Reproduce each of the following lines precisely as it appears, with no changes.
## BEGIN TASK INPUTS
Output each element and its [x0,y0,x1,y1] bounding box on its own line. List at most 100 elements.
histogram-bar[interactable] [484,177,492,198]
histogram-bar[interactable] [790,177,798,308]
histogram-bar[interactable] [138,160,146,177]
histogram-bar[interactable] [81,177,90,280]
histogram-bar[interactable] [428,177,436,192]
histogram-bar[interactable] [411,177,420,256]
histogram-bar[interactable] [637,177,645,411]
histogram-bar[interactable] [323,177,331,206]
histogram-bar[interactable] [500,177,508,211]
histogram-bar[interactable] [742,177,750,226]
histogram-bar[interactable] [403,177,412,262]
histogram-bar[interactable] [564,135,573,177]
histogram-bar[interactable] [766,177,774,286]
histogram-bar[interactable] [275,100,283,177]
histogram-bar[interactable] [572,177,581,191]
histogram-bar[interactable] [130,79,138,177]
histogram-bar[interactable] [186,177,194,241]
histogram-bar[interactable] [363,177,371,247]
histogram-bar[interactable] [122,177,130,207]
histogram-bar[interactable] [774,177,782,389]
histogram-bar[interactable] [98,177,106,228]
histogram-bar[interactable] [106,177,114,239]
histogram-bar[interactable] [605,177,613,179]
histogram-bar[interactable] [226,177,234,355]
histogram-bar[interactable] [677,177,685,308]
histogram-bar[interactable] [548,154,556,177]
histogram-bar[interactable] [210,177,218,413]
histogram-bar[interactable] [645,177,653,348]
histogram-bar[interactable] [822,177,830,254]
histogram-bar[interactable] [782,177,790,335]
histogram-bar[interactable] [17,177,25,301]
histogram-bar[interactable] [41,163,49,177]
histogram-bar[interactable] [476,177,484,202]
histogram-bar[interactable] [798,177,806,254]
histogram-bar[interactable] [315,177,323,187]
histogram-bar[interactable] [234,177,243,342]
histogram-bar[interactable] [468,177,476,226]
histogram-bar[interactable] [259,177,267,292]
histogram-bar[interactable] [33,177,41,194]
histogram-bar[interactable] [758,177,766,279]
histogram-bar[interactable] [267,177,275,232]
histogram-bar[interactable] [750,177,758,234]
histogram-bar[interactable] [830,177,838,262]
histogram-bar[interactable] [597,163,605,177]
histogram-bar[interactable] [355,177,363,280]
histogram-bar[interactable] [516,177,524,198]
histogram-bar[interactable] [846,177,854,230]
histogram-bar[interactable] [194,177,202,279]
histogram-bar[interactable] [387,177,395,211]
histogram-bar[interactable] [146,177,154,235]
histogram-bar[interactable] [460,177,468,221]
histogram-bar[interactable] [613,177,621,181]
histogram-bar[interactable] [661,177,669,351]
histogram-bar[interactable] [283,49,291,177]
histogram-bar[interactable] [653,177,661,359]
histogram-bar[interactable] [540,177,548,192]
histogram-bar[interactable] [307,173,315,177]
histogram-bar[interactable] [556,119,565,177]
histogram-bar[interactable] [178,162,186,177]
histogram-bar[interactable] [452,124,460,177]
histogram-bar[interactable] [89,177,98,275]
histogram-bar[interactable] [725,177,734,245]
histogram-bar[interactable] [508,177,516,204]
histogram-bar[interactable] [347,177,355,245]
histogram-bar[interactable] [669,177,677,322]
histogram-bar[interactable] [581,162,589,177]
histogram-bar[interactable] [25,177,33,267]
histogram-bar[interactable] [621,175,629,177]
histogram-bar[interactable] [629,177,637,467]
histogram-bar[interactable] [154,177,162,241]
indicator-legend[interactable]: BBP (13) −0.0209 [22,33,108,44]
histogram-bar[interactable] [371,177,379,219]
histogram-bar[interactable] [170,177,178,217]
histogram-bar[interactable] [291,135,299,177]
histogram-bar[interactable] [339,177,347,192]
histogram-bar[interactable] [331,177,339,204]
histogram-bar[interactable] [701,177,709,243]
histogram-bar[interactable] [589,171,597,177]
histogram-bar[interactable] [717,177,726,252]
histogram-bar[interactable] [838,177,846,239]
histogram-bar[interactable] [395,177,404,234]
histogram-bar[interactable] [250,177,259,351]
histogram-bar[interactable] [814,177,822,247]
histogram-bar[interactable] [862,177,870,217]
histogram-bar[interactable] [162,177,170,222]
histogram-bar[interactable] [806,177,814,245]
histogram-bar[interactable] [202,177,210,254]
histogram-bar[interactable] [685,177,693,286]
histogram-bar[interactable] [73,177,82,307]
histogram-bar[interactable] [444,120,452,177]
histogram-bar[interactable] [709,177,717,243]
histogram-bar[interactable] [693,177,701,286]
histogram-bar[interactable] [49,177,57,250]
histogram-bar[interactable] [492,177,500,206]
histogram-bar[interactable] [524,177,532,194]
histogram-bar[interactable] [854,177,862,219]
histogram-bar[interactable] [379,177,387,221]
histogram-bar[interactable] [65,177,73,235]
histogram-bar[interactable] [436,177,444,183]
## END TASK INPUTS
* EXERCISE SOLUTION *
Output each element and its [x0,y0,x1,y1] bounding box on its own line. List at most 100 elements.
histogram-bar[interactable] [484,177,492,198]
histogram-bar[interactable] [790,177,798,308]
histogram-bar[interactable] [138,160,146,177]
histogram-bar[interactable] [81,177,90,280]
histogram-bar[interactable] [428,177,436,192]
histogram-bar[interactable] [411,177,420,256]
histogram-bar[interactable] [637,177,645,411]
histogram-bar[interactable] [323,177,331,206]
histogram-bar[interactable] [500,177,508,211]
histogram-bar[interactable] [742,177,750,226]
histogram-bar[interactable] [403,177,412,262]
histogram-bar[interactable] [564,135,573,177]
histogram-bar[interactable] [766,177,774,286]
histogram-bar[interactable] [275,100,283,177]
histogram-bar[interactable] [572,177,581,191]
histogram-bar[interactable] [130,79,138,177]
histogram-bar[interactable] [186,177,194,241]
histogram-bar[interactable] [363,177,371,247]
histogram-bar[interactable] [122,177,130,207]
histogram-bar[interactable] [774,177,782,389]
histogram-bar[interactable] [98,177,106,228]
histogram-bar[interactable] [106,177,114,239]
histogram-bar[interactable] [605,177,613,179]
histogram-bar[interactable] [226,177,234,355]
histogram-bar[interactable] [677,177,685,308]
histogram-bar[interactable] [548,154,556,177]
histogram-bar[interactable] [210,177,218,413]
histogram-bar[interactable] [645,177,653,348]
histogram-bar[interactable] [822,177,830,254]
histogram-bar[interactable] [782,177,790,335]
histogram-bar[interactable] [17,177,25,301]
histogram-bar[interactable] [41,163,49,177]
histogram-bar[interactable] [476,177,484,202]
histogram-bar[interactable] [798,177,806,254]
histogram-bar[interactable] [315,177,323,187]
histogram-bar[interactable] [234,177,243,342]
histogram-bar[interactable] [468,177,476,226]
histogram-bar[interactable] [259,177,267,292]
histogram-bar[interactable] [33,177,41,194]
histogram-bar[interactable] [758,177,766,279]
histogram-bar[interactable] [267,177,275,232]
histogram-bar[interactable] [750,177,758,234]
histogram-bar[interactable] [830,177,838,262]
histogram-bar[interactable] [597,163,605,177]
histogram-bar[interactable] [355,177,363,280]
histogram-bar[interactable] [516,177,524,198]
histogram-bar[interactable] [846,177,854,230]
histogram-bar[interactable] [194,177,202,279]
histogram-bar[interactable] [387,177,395,211]
histogram-bar[interactable] [146,177,154,235]
histogram-bar[interactable] [460,177,468,221]
histogram-bar[interactable] [613,177,621,181]
histogram-bar[interactable] [661,177,669,351]
histogram-bar[interactable] [283,49,291,177]
histogram-bar[interactable] [653,177,661,359]
histogram-bar[interactable] [540,177,548,192]
histogram-bar[interactable] [307,173,315,177]
histogram-bar[interactable] [556,119,565,177]
histogram-bar[interactable] [178,162,186,177]
histogram-bar[interactable] [452,124,460,177]
histogram-bar[interactable] [89,177,98,275]
histogram-bar[interactable] [725,177,734,245]
histogram-bar[interactable] [508,177,516,204]
histogram-bar[interactable] [347,177,355,245]
histogram-bar[interactable] [669,177,677,322]
histogram-bar[interactable] [581,162,589,177]
histogram-bar[interactable] [25,177,33,267]
histogram-bar[interactable] [621,175,629,177]
histogram-bar[interactable] [629,177,637,467]
histogram-bar[interactable] [154,177,162,241]
indicator-legend[interactable]: BBP (13) −0.0209 [22,33,108,44]
histogram-bar[interactable] [371,177,379,219]
histogram-bar[interactable] [170,177,178,217]
histogram-bar[interactable] [291,135,299,177]
histogram-bar[interactable] [339,177,347,192]
histogram-bar[interactable] [331,177,339,204]
histogram-bar[interactable] [701,177,709,243]
histogram-bar[interactable] [589,171,597,177]
histogram-bar[interactable] [717,177,726,252]
histogram-bar[interactable] [838,177,846,239]
histogram-bar[interactable] [395,177,404,234]
histogram-bar[interactable] [250,177,259,351]
histogram-bar[interactable] [814,177,822,247]
histogram-bar[interactable] [862,177,870,217]
histogram-bar[interactable] [162,177,170,222]
histogram-bar[interactable] [806,177,814,245]
histogram-bar[interactable] [202,177,210,254]
histogram-bar[interactable] [685,177,693,286]
histogram-bar[interactable] [73,177,82,307]
histogram-bar[interactable] [444,120,452,177]
histogram-bar[interactable] [709,177,717,243]
histogram-bar[interactable] [693,177,701,286]
histogram-bar[interactable] [49,177,57,250]
histogram-bar[interactable] [492,177,500,206]
histogram-bar[interactable] [524,177,532,194]
histogram-bar[interactable] [854,177,862,219]
histogram-bar[interactable] [379,177,387,221]
histogram-bar[interactable] [65,177,73,235]
histogram-bar[interactable] [436,177,444,183]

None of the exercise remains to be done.